'''

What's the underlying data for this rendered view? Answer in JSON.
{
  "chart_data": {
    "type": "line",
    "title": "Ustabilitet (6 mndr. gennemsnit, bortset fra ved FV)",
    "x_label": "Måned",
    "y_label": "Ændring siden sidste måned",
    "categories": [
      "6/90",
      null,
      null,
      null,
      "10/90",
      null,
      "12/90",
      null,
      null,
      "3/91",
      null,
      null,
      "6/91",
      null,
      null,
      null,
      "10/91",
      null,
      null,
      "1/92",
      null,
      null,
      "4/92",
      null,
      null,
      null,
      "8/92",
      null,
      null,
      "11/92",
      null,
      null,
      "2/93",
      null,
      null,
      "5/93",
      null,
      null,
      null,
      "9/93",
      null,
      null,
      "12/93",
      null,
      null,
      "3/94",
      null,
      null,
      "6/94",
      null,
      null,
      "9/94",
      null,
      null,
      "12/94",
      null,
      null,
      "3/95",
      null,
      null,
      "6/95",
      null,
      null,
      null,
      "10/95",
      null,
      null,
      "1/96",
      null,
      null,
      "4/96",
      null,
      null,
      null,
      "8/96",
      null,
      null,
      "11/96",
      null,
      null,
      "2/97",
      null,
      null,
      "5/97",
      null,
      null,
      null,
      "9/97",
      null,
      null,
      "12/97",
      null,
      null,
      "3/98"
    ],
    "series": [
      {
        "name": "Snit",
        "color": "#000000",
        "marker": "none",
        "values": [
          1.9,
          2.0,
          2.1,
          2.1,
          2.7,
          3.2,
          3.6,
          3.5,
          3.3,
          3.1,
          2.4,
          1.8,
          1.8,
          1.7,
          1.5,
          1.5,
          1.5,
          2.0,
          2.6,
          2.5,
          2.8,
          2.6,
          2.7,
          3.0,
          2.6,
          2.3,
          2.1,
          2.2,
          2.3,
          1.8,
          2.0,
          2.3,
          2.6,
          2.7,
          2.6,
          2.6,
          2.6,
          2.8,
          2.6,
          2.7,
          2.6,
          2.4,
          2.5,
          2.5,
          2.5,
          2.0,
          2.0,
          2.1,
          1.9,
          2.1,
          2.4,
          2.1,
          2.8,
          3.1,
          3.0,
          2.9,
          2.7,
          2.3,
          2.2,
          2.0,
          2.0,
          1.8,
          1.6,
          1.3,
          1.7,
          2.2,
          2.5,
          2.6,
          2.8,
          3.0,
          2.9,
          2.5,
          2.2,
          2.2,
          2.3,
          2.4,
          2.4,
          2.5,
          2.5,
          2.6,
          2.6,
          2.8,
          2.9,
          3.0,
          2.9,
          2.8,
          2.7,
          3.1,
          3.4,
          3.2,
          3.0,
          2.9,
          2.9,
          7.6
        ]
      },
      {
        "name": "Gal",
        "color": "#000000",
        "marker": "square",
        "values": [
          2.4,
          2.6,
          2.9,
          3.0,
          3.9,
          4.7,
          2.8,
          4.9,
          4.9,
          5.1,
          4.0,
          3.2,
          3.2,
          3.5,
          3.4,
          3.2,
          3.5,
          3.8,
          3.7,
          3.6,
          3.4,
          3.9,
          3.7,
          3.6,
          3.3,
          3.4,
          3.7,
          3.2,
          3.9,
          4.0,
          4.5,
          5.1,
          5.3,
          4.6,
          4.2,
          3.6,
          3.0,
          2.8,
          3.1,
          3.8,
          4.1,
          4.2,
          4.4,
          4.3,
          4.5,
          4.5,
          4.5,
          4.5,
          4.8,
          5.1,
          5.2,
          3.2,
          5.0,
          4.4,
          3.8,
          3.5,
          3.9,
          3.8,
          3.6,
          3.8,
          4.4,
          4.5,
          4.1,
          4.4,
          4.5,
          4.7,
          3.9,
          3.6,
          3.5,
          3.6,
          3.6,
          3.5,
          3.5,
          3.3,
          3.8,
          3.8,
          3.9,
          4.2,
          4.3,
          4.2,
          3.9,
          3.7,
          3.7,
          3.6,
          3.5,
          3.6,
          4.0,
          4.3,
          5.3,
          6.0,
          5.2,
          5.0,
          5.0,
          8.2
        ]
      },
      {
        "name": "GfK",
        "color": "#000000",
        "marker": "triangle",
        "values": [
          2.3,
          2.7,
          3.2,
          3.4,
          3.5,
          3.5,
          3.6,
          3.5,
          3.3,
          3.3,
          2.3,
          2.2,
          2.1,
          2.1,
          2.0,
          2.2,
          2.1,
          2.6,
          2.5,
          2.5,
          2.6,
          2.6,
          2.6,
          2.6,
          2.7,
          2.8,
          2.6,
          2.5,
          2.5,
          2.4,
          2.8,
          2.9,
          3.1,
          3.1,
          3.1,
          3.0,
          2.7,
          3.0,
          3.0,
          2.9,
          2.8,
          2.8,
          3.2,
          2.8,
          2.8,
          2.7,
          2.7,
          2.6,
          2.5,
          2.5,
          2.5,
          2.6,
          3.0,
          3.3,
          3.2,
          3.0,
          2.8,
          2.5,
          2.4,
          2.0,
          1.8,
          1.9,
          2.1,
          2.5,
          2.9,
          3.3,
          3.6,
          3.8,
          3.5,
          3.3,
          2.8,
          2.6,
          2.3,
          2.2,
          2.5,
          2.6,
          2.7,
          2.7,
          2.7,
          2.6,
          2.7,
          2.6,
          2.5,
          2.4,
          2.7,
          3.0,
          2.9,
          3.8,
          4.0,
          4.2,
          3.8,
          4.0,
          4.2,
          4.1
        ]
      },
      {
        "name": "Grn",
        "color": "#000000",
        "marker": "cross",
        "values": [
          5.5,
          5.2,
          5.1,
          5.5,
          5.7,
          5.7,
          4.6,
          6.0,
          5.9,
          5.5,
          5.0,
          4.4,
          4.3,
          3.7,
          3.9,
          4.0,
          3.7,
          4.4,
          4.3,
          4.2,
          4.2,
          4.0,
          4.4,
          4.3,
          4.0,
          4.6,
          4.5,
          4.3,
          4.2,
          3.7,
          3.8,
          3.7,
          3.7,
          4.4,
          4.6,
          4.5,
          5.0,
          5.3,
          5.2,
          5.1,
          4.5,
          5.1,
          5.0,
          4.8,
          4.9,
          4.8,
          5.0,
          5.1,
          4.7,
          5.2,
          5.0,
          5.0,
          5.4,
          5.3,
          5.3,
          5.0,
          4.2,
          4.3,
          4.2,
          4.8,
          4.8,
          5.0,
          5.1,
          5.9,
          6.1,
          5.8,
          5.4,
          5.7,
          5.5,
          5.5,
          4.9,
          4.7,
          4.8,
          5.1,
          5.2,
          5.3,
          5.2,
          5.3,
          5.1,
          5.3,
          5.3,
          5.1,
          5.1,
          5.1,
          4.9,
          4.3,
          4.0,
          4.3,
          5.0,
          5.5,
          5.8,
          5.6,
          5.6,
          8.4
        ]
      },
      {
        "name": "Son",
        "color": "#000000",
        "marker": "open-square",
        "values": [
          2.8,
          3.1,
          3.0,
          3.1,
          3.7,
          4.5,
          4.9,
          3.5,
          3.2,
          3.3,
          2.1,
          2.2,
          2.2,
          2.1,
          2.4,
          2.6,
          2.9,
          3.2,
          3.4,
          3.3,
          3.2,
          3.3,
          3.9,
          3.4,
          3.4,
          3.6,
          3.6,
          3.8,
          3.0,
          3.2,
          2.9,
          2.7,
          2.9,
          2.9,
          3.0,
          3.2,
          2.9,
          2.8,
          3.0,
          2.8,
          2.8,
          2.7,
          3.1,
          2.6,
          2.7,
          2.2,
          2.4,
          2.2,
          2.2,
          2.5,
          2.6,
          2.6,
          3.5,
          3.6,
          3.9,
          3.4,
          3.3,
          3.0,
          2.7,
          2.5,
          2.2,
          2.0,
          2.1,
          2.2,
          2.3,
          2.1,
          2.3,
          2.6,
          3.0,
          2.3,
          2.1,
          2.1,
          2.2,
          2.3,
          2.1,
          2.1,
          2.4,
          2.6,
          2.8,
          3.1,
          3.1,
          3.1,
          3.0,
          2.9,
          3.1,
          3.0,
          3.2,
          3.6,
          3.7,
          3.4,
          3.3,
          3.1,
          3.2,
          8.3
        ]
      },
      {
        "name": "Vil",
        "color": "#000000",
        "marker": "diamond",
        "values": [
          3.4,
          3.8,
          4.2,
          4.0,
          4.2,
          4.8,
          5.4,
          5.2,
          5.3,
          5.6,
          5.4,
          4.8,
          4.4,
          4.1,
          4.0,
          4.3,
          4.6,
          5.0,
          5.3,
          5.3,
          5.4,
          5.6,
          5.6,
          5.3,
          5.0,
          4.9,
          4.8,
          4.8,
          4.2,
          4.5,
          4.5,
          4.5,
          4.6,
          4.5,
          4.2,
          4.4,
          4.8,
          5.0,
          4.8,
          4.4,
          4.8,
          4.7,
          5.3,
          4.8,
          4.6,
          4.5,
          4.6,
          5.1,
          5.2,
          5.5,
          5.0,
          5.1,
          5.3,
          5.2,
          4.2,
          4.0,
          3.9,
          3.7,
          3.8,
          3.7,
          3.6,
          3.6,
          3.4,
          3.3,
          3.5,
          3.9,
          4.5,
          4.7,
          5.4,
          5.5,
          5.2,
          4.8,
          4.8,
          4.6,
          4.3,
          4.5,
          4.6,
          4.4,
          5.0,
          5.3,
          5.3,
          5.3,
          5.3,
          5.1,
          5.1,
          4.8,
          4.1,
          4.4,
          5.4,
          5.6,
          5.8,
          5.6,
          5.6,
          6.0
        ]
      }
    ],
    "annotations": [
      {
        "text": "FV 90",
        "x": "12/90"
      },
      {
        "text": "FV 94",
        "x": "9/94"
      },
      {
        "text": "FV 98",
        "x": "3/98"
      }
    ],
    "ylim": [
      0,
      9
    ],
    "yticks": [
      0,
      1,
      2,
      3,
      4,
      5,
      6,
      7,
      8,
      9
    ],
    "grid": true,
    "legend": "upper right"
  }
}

'''

Gather all lines of the records that include the word "name".

Written solution:
        "name": "Snit",
        "name": "Gal",
        "name": "GfK",
        "name": "Grn",
        "name": "Son",
        "name": "Vil",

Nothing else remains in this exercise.